>> Begin Material
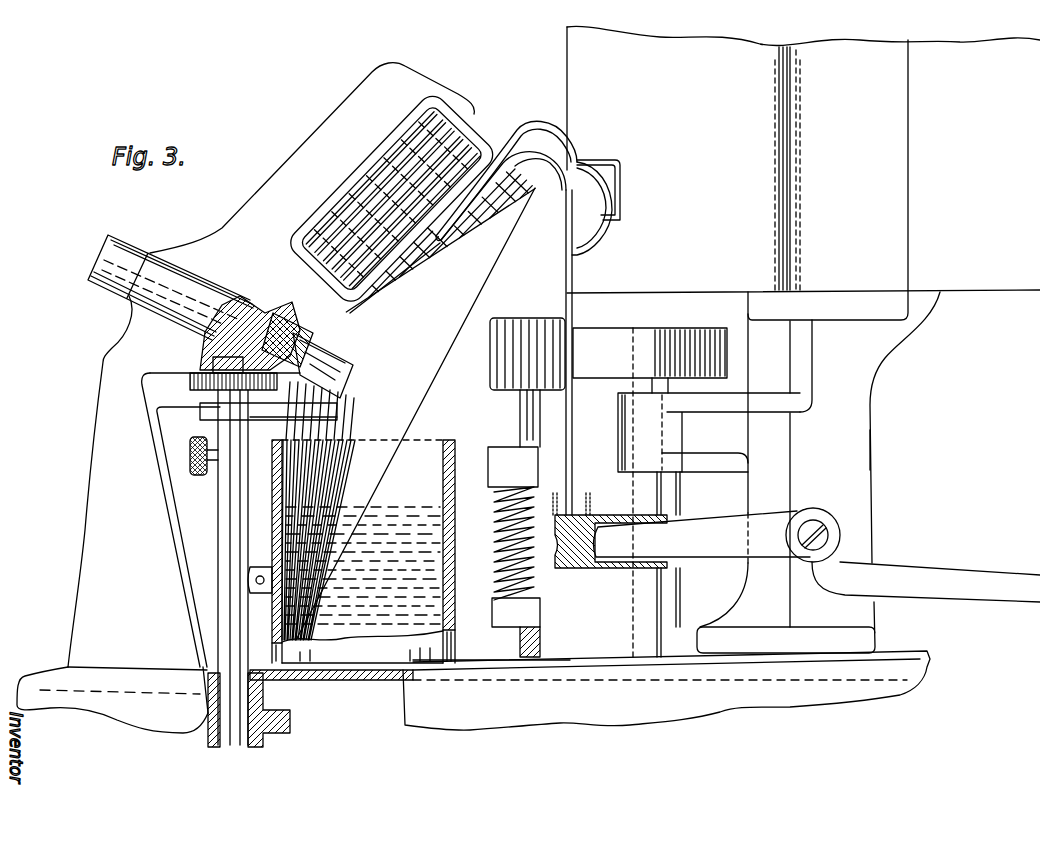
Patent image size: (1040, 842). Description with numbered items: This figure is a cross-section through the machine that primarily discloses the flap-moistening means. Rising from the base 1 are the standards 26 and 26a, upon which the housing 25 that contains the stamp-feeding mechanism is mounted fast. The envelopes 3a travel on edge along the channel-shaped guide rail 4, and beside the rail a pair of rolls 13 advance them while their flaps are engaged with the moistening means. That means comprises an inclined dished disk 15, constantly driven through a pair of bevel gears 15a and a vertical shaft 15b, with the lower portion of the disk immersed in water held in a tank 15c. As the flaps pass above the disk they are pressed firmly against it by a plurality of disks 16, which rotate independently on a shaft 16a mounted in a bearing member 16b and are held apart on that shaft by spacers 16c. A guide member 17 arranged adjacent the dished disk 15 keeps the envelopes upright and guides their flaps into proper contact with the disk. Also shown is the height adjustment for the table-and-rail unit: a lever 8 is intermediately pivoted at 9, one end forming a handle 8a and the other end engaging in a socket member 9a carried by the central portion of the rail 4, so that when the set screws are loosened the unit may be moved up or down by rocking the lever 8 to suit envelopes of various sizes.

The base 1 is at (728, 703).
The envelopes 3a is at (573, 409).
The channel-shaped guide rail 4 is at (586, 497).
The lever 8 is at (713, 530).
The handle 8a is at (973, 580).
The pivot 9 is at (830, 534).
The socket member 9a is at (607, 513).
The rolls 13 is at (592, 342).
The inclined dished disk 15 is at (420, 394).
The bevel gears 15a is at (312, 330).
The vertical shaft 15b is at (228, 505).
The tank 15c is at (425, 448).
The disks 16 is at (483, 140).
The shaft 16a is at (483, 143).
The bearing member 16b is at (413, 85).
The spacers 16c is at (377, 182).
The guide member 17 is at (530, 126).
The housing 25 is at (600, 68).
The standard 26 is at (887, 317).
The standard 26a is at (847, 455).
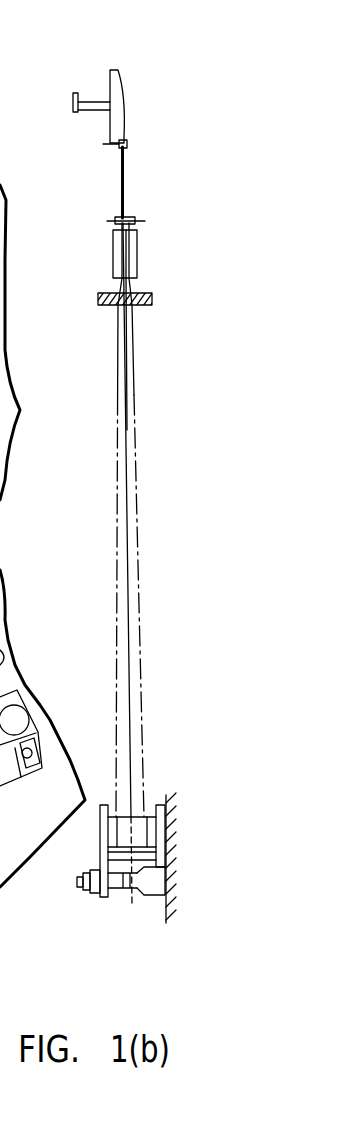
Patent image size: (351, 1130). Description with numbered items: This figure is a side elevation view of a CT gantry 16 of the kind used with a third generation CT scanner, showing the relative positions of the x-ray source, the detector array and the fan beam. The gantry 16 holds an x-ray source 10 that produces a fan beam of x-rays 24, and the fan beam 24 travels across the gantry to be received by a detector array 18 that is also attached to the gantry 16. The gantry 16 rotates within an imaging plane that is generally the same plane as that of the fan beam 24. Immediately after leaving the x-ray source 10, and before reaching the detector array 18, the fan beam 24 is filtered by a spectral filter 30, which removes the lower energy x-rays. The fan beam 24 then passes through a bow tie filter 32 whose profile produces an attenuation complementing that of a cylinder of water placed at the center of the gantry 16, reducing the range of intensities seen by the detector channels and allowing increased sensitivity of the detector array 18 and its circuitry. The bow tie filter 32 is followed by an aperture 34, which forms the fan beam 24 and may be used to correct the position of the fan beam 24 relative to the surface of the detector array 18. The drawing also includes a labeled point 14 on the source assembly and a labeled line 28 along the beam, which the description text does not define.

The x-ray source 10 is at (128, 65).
>> End Material
* What to do *
Arrange the lines from the start of the items through the line with "The standard 26a is at (847, 455)." as a numbered list, counting both ends and dropping blank lines. Leave the pictures out of your answer.

* Response to the task *
1. Patent image size: (1040, 842). Description with numbered items: This figure is a cross-section through the machine that primarily discloses the flap-moistening means. Rising from the base 1 are the standards 26 and 26a, upon which the housing 25 that contains the stamp-feeding mechanism is mounted fast. The envelopes 3a travel on edge along the channel-shaped guide rail 4, and beside the rail a pair of rolls 13 advance them while their flaps are engaged with the moistening means. That means comprises an inclined dished disk 15, constantly driven through a pair of bevel gears 15a and a vertical shaft 15b, with the lower portion of the disk immersed in water held in a tank 15c. As the flaps pass above the disk they are pressed firmly against it by a plurality of disks 16, which rotate independently on a shaft 16a mounted in a bearing member 16b and are held apart on that shaft by spacers 16c. A guide member 17 arranged adjacent the dished disk 15 keeps the envelopes upright and guides their flaps into proper contact with the disk. Also shown is the height adjustment for the table-and-rail unit: a lever 8 is intermediately pivoted at 9, one end forming a handle 8a and the other end engaging in a socket member 9a carried by the central portion of the rail 4, so that when the set screws are loosened the unit may be moved up or down by rocking the lever 8 to suit envelopes of various sizes.
2. The base 1 is at (728, 703).
3. The envelopes 3a is at (573, 409).
4. The channel-shaped guide rail 4 is at (586, 497).
5. The lever 8 is at (713, 530).
6. The handle 8a is at (973, 580).
7. The pivot 9 is at (830, 534).
8. The socket member 9a is at (607, 513).
9. The rolls 13 is at (592, 342).
10. The inclined dished disk 15 is at (420, 394).
11. The bevel gears 15a is at (312, 330).
12. The vertical shaft 15b is at (228, 505).
13. The tank 15c is at (425, 448).
14. The disks 16 is at (483, 140).
15. The shaft 16a is at (483, 143).
16. The bearing member 16b is at (413, 85).
17. The spacers 16c is at (377, 182).
18. The guide member 17 is at (530, 126).
19. The housing 25 is at (600, 68).
20. The standard 26 is at (887, 317).
21. The standard 26a is at (847, 455).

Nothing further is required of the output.